Short task
Copy out every line of the records where the string "placeholder" occurs.

[BEGIN Excerpted records]

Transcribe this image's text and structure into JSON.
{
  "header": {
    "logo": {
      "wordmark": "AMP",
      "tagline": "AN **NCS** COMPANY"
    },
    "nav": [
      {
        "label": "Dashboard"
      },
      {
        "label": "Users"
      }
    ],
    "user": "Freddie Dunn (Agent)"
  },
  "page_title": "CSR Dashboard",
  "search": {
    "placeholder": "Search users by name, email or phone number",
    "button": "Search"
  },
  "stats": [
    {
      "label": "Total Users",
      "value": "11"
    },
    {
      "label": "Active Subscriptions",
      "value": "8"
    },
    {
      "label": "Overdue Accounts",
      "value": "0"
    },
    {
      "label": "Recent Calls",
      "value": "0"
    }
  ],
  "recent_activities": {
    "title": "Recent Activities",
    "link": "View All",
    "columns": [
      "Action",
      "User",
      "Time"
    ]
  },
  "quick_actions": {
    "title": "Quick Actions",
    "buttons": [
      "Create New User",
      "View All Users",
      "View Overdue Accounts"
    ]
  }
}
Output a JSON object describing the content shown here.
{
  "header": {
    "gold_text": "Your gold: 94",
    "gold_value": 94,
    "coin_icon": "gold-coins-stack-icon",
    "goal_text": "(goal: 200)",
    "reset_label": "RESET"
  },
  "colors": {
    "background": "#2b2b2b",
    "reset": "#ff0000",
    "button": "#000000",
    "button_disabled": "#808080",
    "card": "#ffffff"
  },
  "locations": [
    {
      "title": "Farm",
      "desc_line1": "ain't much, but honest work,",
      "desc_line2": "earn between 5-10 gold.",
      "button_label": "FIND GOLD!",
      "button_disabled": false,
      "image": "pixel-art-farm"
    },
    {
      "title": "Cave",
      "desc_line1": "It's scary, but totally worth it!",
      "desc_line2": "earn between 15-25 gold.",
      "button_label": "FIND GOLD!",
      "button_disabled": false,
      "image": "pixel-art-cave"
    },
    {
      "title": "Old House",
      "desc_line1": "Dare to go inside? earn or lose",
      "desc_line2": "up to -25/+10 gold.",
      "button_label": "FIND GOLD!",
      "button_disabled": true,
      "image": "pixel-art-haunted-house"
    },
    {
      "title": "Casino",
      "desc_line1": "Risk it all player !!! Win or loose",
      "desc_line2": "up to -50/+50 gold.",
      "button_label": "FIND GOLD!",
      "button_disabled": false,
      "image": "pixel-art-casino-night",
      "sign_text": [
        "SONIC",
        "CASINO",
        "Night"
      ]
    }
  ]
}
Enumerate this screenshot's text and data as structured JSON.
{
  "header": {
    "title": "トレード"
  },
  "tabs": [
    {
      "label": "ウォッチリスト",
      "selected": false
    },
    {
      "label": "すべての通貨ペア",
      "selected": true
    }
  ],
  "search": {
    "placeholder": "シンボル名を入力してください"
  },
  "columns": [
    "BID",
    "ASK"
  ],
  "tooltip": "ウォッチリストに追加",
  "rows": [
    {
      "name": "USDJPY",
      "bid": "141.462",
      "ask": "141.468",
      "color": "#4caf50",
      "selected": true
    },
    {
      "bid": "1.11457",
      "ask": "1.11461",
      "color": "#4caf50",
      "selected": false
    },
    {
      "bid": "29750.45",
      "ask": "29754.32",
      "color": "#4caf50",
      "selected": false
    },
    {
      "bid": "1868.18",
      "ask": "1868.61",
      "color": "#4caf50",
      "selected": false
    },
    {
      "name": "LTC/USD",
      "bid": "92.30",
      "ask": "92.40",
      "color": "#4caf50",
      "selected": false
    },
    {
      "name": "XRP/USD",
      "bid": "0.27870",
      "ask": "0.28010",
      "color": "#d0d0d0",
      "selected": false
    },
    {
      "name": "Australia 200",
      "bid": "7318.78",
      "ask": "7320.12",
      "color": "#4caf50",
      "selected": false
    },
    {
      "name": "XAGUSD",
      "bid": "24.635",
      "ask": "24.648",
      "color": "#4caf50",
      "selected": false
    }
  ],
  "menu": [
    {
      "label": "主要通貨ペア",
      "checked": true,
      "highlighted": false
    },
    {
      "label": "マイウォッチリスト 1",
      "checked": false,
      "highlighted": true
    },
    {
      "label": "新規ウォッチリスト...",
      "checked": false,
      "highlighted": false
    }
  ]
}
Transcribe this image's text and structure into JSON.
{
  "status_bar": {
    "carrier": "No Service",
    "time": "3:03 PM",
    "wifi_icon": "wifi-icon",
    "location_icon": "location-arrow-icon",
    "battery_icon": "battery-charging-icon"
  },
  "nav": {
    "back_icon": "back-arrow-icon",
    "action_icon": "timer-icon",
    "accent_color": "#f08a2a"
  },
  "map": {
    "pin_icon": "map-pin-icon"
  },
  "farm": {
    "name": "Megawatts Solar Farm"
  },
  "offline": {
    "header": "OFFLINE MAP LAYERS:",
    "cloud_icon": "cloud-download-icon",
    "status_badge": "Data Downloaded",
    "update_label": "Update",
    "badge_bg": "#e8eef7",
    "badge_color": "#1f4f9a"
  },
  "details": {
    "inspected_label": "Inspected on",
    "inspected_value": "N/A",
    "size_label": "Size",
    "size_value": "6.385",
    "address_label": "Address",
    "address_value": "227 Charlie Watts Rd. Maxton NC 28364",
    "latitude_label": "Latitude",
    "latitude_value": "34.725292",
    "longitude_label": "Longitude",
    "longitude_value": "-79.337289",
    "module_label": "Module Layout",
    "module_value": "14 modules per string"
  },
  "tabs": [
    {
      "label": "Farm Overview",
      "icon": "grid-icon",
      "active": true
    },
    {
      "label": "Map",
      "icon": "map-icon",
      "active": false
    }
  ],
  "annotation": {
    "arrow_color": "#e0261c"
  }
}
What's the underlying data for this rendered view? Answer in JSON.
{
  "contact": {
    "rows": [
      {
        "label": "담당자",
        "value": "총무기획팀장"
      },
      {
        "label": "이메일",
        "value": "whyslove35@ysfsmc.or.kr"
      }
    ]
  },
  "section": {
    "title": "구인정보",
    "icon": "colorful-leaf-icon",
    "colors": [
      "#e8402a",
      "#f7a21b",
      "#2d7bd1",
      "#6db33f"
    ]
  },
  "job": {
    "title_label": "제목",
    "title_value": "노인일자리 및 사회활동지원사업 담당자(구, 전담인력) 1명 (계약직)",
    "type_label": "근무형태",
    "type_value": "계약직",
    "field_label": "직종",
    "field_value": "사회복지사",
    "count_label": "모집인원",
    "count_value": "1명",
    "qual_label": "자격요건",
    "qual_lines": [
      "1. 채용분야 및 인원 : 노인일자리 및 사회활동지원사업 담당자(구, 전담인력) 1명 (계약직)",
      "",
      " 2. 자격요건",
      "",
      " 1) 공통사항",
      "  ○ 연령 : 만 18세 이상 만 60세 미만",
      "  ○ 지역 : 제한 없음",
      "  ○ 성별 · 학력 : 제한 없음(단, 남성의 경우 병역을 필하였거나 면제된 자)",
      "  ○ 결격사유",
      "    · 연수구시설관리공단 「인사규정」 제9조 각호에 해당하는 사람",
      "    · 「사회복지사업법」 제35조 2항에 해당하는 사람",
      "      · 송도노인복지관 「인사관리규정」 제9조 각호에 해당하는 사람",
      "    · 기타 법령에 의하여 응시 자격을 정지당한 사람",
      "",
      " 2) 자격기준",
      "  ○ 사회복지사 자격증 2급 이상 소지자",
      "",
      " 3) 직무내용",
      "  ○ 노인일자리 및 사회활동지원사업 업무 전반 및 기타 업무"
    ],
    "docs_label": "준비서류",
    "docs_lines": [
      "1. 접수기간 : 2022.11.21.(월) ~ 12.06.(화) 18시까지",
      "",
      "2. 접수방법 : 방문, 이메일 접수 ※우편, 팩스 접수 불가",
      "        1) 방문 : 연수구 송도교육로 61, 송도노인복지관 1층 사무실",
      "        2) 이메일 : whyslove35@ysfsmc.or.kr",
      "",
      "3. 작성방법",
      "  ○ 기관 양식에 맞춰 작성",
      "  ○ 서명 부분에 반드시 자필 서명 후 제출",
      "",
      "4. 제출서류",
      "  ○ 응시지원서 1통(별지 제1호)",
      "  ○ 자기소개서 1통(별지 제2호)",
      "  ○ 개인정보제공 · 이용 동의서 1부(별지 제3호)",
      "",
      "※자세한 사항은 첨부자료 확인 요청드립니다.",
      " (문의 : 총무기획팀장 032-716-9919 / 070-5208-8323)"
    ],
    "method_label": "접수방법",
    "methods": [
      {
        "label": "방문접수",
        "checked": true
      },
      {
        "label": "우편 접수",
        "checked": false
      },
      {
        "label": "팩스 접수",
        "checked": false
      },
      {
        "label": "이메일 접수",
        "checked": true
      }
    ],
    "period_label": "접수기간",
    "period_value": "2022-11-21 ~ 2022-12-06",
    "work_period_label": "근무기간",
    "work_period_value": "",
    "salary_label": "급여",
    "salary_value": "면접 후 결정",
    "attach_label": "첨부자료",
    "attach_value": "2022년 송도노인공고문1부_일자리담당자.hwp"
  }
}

[END Excerpted records]

Answer to this task
    "placeholder": "Search users by name, email or phone number",
    "placeholder": "シンボル名を入力してください"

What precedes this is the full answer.